- **GIVEN DATA**
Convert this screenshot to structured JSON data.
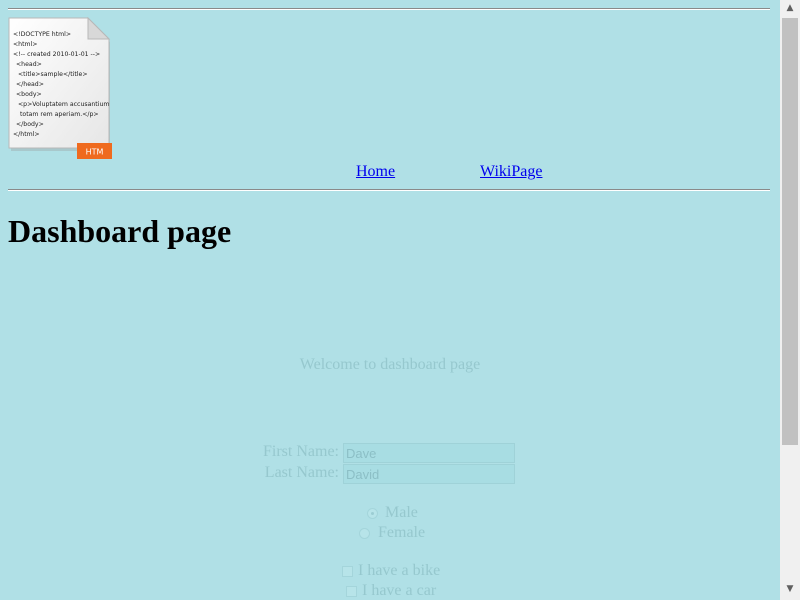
{
  "header": {
    "logo_badge": "HTM",
    "logo_lines": [
      "<!DOCTYPE html>",
      "<html>",
      "<!-- created 2010-01-01 -->",
      "<head>",
      "<title>sample</title>",
      "</head>",
      "<body>",
      "<p>Voluptatem accusantium",
      "totam rem aperiam.</p>",
      "</body>",
      "</html>"
    ]
  },
  "nav": {
    "home_label": "Home",
    "wiki_label": "WikiPage"
  },
  "main": {
    "title": "Dashboard page",
    "welcome": "Welcome to dashboard page"
  },
  "form": {
    "first_name_label": "First Name:",
    "first_name_value": "Dave",
    "last_name_label": "Last Name:",
    "last_name_value": "David",
    "gender_options": [
      {
        "label": "Male",
        "checked": true
      },
      {
        "label": "Female",
        "checked": false
      }
    ],
    "vehicles": [
      {
        "label": "I have a bike",
        "checked": false
      },
      {
        "label": "I have a car",
        "checked": false
      }
    ]
  },
  "scrollbar": {
    "up_icon": "triangle-up",
    "down_icon": "triangle-down"
  }
}
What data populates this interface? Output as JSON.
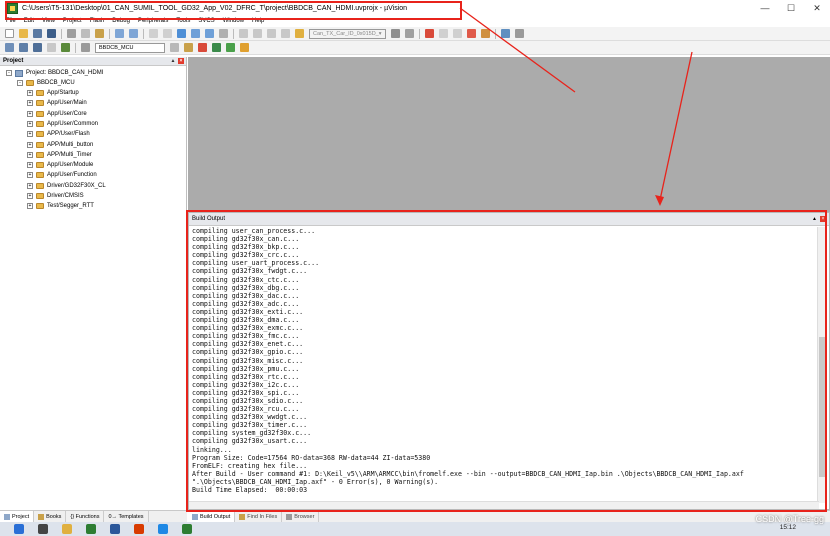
{
  "window": {
    "title": "C:\\Users\\T5-131\\Desktop\\01_CAN_SUMIL_TOOL_GD32_App_V02_DFRC_T\\project\\BBDCB_CAN_HDMI.uvprojx - µVision",
    "controls": [
      "—",
      "☐",
      "✕"
    ]
  },
  "menu": [
    "File",
    "Edit",
    "View",
    "Project",
    "Flash",
    "Debug",
    "Peripherals",
    "Tools",
    "SVCS",
    "Window",
    "Help"
  ],
  "toolbar": {
    "find_combo": "Can_TX_Car_ID_0x015D_▾",
    "target_combo": "BBDCB_MCU"
  },
  "project_panel": {
    "title": "Project",
    "root": "Project: BBDCB_CAN_HDMI",
    "target": "BBDCB_MCU",
    "groups": [
      "App/Startup",
      "App/User/Main",
      "App/User/Core",
      "App/User/Common",
      "APP/User/Flash",
      "APP/Multi_button",
      "APP/Multi_Timer",
      "App/User/Module",
      "App/User/Function",
      "Driver/GD32F30X_CL",
      "Driver/CMSIS",
      "Test/Segger_RTT"
    ],
    "tabs": [
      "Project",
      "Books",
      "{} Functions",
      "0→ Templates"
    ]
  },
  "build_output": {
    "title": "Build Output",
    "lines": [
      "compiling user_can_process.c...",
      "compiling gd32f30x_can.c...",
      "compiling gd32f30x_bkp.c...",
      "compiling gd32f30x_crc.c...",
      "compiling user_uart_process.c...",
      "compiling gd32f30x_fwdgt.c...",
      "compiling gd32f30x_ctc.c...",
      "compiling gd32f30x_dbg.c...",
      "compiling gd32f30x_dac.c...",
      "compiling gd32f30x_adc.c...",
      "compiling gd32f30x_exti.c...",
      "compiling gd32f30x_dma.c...",
      "compiling gd32f30x_exmc.c...",
      "compiling gd32f30x_fmc.c...",
      "compiling gd32f30x_enet.c...",
      "compiling gd32f30x_gpio.c...",
      "compiling gd32f30x_misc.c...",
      "compiling gd32f30x_pmu.c...",
      "compiling gd32f30x_rtc.c...",
      "compiling gd32f30x_i2c.c...",
      "compiling gd32f30x_spi.c...",
      "compiling gd32f30x_sdio.c...",
      "compiling gd32f30x_rcu.c...",
      "compiling gd32f30x_wwdgt.c...",
      "compiling gd32f30x_timer.c...",
      "compiling system_gd32f30x.c...",
      "compiling gd32f30x_usart.c...",
      "linking...",
      "Program Size: Code=17564 RO-data=368 RW-data=44 ZI-data=5380",
      "FromELF: creating hex file...",
      "After Build - User command #1: D:\\Keil_v5\\\\ARM\\ARMCC\\bin\\fromelf.exe --bin --output=BBDCB_CAN_HDMI_Iap.bin .\\Objects\\BBDCB_CAN_HDMI_Iap.axf",
      "\".\\Objects\\BBDCB_CAN_HDMI_Iap.axf\" - 0 Error(s), 0 Warning(s).",
      "Build Time Elapsed:  00:00:03"
    ],
    "tabs": [
      "Build Output",
      "Find In Files",
      "Browser"
    ]
  },
  "taskbar": {
    "time": "15:12"
  },
  "watermark": "CSDN @Tree-gg",
  "colors": {
    "highlight": "#e8231b",
    "editor_bg": "#ababab"
  }
}
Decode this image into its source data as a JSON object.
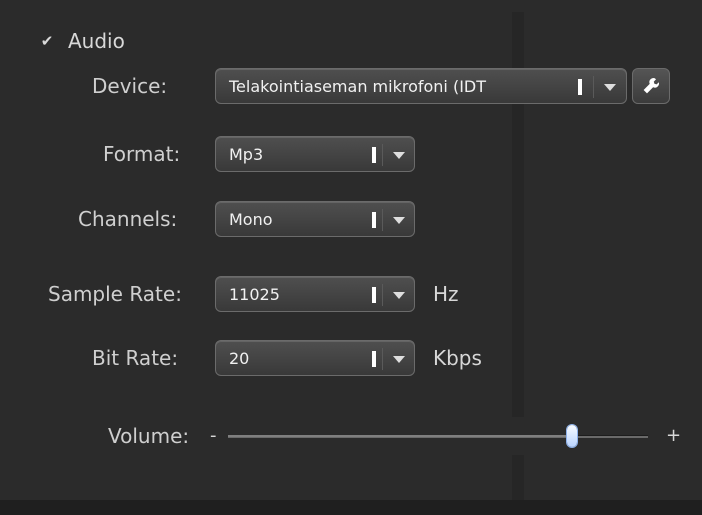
{
  "audio": {
    "label": "Audio",
    "checked": true,
    "check_glyph": "✔"
  },
  "device": {
    "label": "Device:",
    "value": "Telakointiaseman mikrofoni (IDT"
  },
  "format": {
    "label": "Format:",
    "value": "Mp3"
  },
  "channels": {
    "label": "Channels:",
    "value": "Mono"
  },
  "sample_rate": {
    "label": "Sample Rate:",
    "value": "11025",
    "unit": "Hz"
  },
  "bit_rate": {
    "label": "Bit Rate:",
    "value": "20",
    "unit": "Kbps"
  },
  "volume": {
    "label": "Volume:",
    "minus": "-",
    "plus": "+",
    "level": 0.82
  },
  "icons": {
    "checkbox": "check-icon",
    "settings": "wrench-icon",
    "dropdown": "chevron-down-icon"
  },
  "colors": {
    "panel_bg": "#2b2b2b",
    "text": "#d6d6d6",
    "field_bg": "#444444",
    "thumb": "#dce9ff"
  }
}
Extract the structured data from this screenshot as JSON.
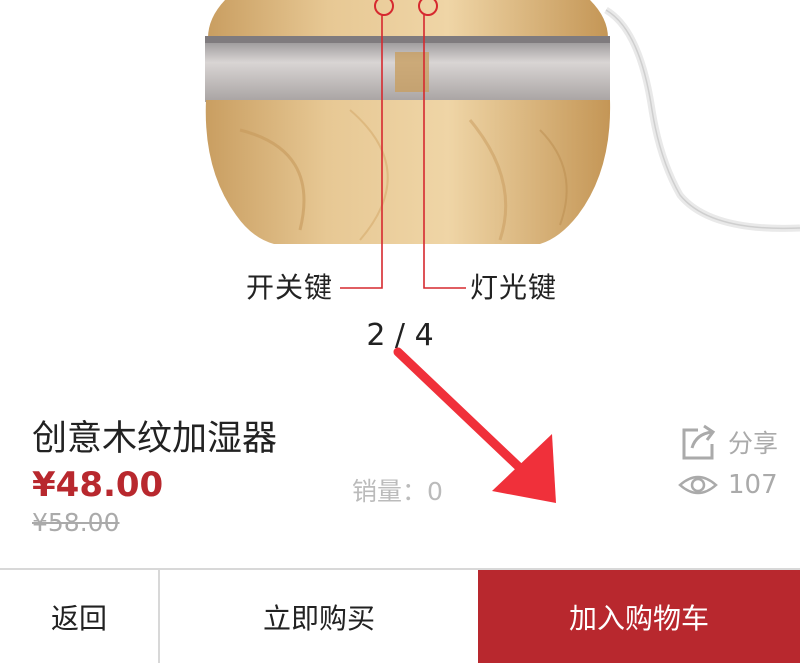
{
  "product_image": {
    "callout_left": "开关键",
    "callout_right": "灯光键",
    "pager": "2 / 4"
  },
  "product": {
    "title": "创意木纹加湿器",
    "price": "¥48.00",
    "original_price": "¥58.00",
    "sales": "销量：0"
  },
  "actions": {
    "share_label": "分享",
    "share_icon": "share-icon",
    "views_count": "107",
    "views_icon": "eye-icon"
  },
  "bottom_bar": {
    "back_label": "返回",
    "buy_now_label": "立即购买",
    "add_to_cart_label": "加入购物车"
  },
  "colors": {
    "accent": "#b8282e",
    "annotation_arrow": "#f0303a"
  }
}
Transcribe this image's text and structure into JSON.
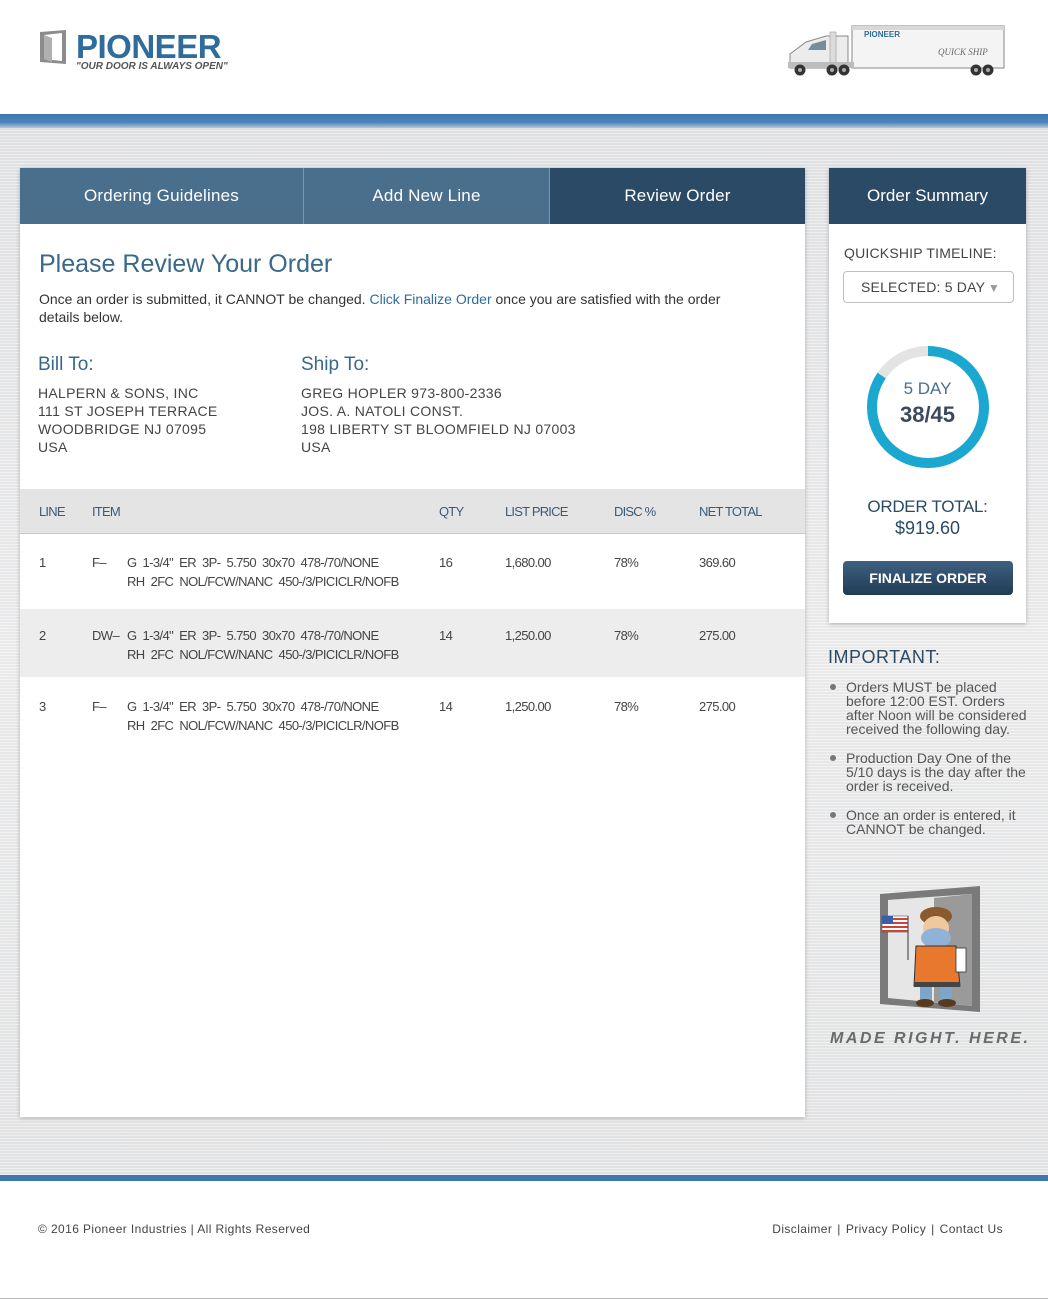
{
  "brand": {
    "name": "PIONEER",
    "tagline": "\"OUR DOOR IS ALWAYS OPEN\"",
    "truck_name": "PIONEER",
    "truck_script": "QUICK SHIP"
  },
  "tabs": [
    {
      "label": "Ordering Guidelines",
      "active": false
    },
    {
      "label": "Add New Line",
      "active": false
    },
    {
      "label": "Review Order",
      "active": true
    }
  ],
  "review": {
    "title": "Please Review Your Order",
    "note_before": "Once an order is submitted, it CANNOT be changed. ",
    "note_link": "Click Finalize Order",
    "note_after": " once you are satisfied with the order details below."
  },
  "bill_to": {
    "heading": "Bill To:",
    "lines": [
      "HALPERN & SONS, INC",
      "111 ST JOSEPH TERRACE",
      "WOODBRIDGE NJ 07095",
      "USA"
    ]
  },
  "ship_to": {
    "heading": "Ship To:",
    "lines": [
      "GREG HOPLER 973-800-2336",
      "JOS. A. NATOLI CONST.",
      "198 LIBERTY ST BLOOMFIELD NJ 07003",
      "USA"
    ]
  },
  "table": {
    "columns": {
      "line": "LINE",
      "item": "ITEM",
      "qty": "QTY",
      "list_price": "LIST PRICE",
      "disc": "DISC %",
      "net_total": "NET TOTAL"
    },
    "rows": [
      {
        "line": "1",
        "item_code": "F–",
        "desc1": "G  1-3/4\"  ER  3P-  5.750  30x70  478-/70/NONE",
        "desc2": "RH  2FC  NOL/FCW/NANC  450-/3/PICICLR/NOFB",
        "qty": "16",
        "list_price": "1,680.00",
        "disc": "78%",
        "net_total": "369.60"
      },
      {
        "line": "2",
        "item_code": "DW–",
        "desc1": "G  1-3/4\"  ER  3P-  5.750  30x70  478-/70/NONE",
        "desc2": "RH  2FC  NOL/FCW/NANC  450-/3/PICICLR/NOFB",
        "qty": "14",
        "list_price": "1,250.00",
        "disc": "78%",
        "net_total": "275.00"
      },
      {
        "line": "3",
        "item_code": "F–",
        "desc1": "G  1-3/4\"  ER  3P-  5.750  30x70  478-/70/NONE",
        "desc2": "RH  2FC  NOL/FCW/NANC  450-/3/PICICLR/NOFB",
        "qty": "14",
        "list_price": "1,250.00",
        "disc": "78%",
        "net_total": "275.00"
      }
    ]
  },
  "summary": {
    "heading": "Order Summary",
    "timeline_label": "QUICKSHIP TIMELINE:",
    "timeline_selected": "SELECTED: 5 DAY",
    "ring_day": "5 DAY",
    "ring_count": "38/45",
    "ring_fraction": 0.844,
    "order_total_label": "ORDER TOTAL:",
    "order_total_value": "$919.60",
    "finalize_label": "FINALIZE ORDER"
  },
  "important": {
    "heading": "IMPORTANT:",
    "items": [
      "Orders MUST be placed before 12:00 EST. Orders after Noon will be considered received the following day.",
      "Production Day One of the 5/10 days is the day after the order is received.",
      "Once an order is entered, it CANNOT be changed."
    ]
  },
  "made_right": "MADE RIGHT. HERE.",
  "footer": {
    "copyright": "© 2016 Pioneer Industries | All Rights Reserved",
    "links": [
      "Disclaimer",
      "Privacy Policy",
      "Contact Us"
    ]
  },
  "colors": {
    "brand_blue": "#2f6c9c",
    "tab_active": "#2b4a66",
    "tab": "#4a6f8d",
    "ring": "#1aa7d0"
  }
}
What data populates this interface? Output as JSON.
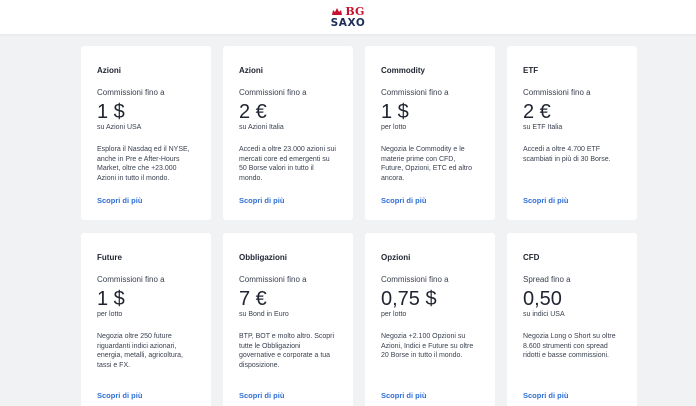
{
  "brand": {
    "top": "BG",
    "bottom": "SAXO"
  },
  "colors": {
    "brand_red": "#c8102e",
    "brand_navy": "#1c2d5a",
    "link": "#2f6fd6",
    "background": "#f1f2f4"
  },
  "cards": [
    {
      "title": "Azioni",
      "label": "Commissioni fino a",
      "value": "1 $",
      "unit": "su Azioni USA",
      "desc": "Esplora il Nasdaq ed il NYSE, anche in Pre e After-Hours Market, oltre che +23.000 Azioni in tutto il mondo.",
      "link": "Scopri di più"
    },
    {
      "title": "Azioni",
      "label": "Commissioni fino a",
      "value": "2 €",
      "unit": "su Azioni Italia",
      "desc": "Accedi a oltre 23.000 azioni sui mercati core ed emergenti su 50 Borse valori in tutto il mondo.",
      "link": "Scopri di più"
    },
    {
      "title": "Commodity",
      "label": "Commissioni fino a",
      "value": "1 $",
      "unit": "per lotto",
      "desc": "Negozia le Commodity e le materie prime con CFD, Future, Opzioni, ETC ed altro ancora.",
      "link": "Scopri di più"
    },
    {
      "title": "ETF",
      "label": "Commissioni fino a",
      "value": "2 €",
      "unit": "su ETF Italia",
      "desc": "Accedi a oltre 4.700 ETF scambiati in più di 30 Borse.",
      "link": "Scopri di più"
    },
    {
      "title": "Future",
      "label": "Commissioni fino a",
      "value": "1 $",
      "unit": "per lotto",
      "desc": "Negozia oltre 250 future riguardanti indici azionari, energia, metalli, agricoltura, tassi e FX.",
      "link": "Scopri di più"
    },
    {
      "title": "Obbligazioni",
      "label": "Commissioni fino a",
      "value": "7 €",
      "unit": "su Bond in Euro",
      "desc": "BTP, BOT e molto altro. Scopri tutte le Obbligazioni governative e corporate a tua disposizione.",
      "link": "Scopri di più"
    },
    {
      "title": "Opzioni",
      "label": "Commissioni fino a",
      "value": "0,75 $",
      "unit": "per lotto",
      "desc": "Negozia +2.100 Opzioni su Azioni, Indici e Future su oltre 20 Borse in tutto il mondo.",
      "link": "Scopri di più"
    },
    {
      "title": "CFD",
      "label": "Spread fino a",
      "value": "0,50",
      "unit": "su indici USA",
      "desc": "Negozia Long o Short su oltre 8.600 strumenti con spread ridotti e basse commissioni.",
      "link": "Scopri di più"
    }
  ]
}
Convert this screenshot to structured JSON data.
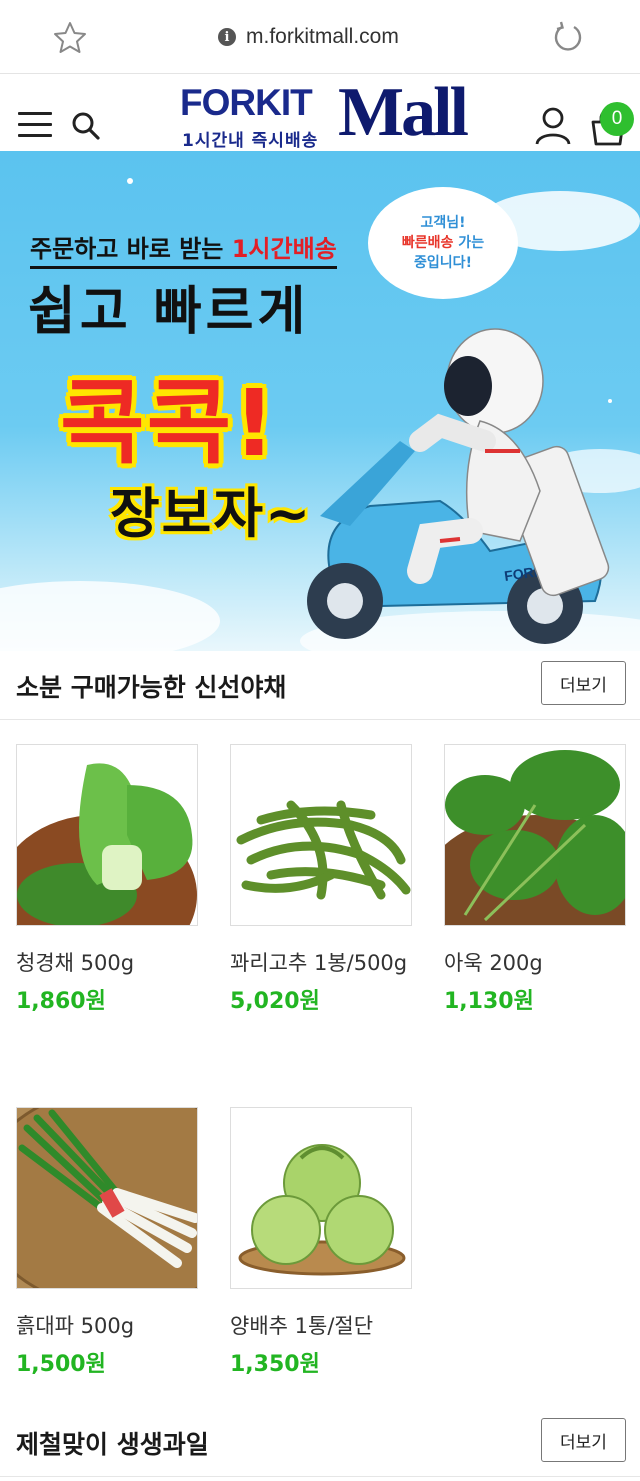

- **INSTRUCTIONS FOR THE TASK**
Go through the entries above and copy every line containing "true".

- **RESPONSE TO THIS TASK**
        "checked": true
    "checked": true,
      "active": true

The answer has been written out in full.